Exercise inputs
================

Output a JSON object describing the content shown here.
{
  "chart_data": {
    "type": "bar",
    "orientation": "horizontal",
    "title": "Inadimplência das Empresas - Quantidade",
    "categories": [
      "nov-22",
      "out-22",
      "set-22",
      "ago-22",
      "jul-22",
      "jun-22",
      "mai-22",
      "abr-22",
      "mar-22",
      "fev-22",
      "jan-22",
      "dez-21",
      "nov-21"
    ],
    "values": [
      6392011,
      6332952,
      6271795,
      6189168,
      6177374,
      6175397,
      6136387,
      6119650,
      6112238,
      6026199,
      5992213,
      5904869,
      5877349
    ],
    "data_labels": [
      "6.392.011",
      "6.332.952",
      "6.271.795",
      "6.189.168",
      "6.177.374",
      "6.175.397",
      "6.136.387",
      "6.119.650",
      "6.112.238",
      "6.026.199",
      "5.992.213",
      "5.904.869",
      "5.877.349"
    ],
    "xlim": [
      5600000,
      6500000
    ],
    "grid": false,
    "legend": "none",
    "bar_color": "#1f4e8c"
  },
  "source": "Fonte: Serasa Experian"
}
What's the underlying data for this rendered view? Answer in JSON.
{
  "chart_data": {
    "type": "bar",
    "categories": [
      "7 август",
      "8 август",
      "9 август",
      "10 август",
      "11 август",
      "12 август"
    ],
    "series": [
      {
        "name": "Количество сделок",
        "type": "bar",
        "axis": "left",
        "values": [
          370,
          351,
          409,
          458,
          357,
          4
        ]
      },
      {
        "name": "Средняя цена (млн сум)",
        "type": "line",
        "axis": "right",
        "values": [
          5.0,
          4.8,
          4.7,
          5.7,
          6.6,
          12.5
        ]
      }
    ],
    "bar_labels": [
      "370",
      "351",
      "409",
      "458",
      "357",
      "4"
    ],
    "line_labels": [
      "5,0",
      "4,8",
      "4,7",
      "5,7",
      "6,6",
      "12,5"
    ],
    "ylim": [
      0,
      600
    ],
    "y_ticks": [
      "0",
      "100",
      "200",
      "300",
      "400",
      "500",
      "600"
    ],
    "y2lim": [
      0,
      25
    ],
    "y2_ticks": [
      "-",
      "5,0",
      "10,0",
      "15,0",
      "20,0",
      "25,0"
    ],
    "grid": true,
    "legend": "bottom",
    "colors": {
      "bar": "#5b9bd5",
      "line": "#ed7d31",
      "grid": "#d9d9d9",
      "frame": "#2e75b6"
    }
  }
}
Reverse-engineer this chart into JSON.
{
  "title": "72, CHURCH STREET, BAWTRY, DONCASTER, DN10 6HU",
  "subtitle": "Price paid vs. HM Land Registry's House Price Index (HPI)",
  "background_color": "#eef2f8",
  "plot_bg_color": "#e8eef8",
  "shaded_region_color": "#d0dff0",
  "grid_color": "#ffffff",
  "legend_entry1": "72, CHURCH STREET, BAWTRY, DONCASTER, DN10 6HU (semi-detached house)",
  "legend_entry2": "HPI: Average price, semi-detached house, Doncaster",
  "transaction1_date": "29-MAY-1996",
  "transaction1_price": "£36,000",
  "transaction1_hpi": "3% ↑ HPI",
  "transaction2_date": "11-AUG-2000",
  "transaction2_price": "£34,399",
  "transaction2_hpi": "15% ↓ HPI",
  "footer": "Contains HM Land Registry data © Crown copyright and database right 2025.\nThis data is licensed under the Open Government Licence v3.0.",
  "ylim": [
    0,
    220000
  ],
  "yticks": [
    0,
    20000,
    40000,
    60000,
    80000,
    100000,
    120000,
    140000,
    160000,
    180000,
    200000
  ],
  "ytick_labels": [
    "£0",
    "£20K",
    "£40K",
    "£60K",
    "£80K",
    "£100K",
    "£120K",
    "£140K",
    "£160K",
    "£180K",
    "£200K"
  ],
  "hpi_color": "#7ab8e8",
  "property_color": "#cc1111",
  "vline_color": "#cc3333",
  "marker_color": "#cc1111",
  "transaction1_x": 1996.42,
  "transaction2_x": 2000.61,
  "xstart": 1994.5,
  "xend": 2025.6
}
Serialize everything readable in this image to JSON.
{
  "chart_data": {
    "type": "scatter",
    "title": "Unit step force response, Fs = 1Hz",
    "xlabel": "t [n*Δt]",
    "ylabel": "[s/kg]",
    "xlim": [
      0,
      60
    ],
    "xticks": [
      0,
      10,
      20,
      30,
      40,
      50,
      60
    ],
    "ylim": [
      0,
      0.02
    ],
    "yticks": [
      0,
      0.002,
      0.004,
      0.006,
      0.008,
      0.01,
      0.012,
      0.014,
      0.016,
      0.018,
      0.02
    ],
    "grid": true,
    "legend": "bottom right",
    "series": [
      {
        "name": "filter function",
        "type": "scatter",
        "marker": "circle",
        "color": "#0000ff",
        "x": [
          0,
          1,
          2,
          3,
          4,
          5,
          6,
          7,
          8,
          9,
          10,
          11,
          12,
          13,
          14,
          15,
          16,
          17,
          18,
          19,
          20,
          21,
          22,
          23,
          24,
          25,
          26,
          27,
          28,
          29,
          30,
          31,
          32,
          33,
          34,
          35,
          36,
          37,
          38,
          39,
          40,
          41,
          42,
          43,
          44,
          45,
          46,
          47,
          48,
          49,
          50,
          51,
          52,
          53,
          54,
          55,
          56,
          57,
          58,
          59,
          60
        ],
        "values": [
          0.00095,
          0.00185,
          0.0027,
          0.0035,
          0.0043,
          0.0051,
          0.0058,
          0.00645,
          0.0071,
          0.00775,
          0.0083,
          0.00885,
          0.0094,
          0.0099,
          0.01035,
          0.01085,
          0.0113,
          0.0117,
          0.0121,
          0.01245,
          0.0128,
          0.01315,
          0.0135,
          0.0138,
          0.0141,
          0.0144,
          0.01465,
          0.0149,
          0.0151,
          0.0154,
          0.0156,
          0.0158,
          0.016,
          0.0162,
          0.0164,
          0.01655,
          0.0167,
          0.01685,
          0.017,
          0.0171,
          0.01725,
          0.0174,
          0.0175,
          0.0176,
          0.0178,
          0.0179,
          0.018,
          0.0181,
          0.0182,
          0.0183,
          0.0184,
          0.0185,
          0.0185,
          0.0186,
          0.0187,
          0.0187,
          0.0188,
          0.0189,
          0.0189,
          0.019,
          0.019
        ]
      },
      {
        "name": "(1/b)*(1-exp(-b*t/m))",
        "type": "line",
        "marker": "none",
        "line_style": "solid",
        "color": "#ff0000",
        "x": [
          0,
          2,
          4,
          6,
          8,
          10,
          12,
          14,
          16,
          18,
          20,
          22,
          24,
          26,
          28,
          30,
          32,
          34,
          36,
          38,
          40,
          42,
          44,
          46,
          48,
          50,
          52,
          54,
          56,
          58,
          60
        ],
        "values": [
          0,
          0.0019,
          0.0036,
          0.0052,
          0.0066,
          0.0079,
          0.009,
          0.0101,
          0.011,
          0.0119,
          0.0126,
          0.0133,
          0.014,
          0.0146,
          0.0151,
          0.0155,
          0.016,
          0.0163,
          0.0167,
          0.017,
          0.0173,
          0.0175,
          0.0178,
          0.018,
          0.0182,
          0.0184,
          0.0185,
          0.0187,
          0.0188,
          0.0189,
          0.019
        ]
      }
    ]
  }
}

================

Goal
Return only the number of lines in the entries that contain the string "STREET".

Response
2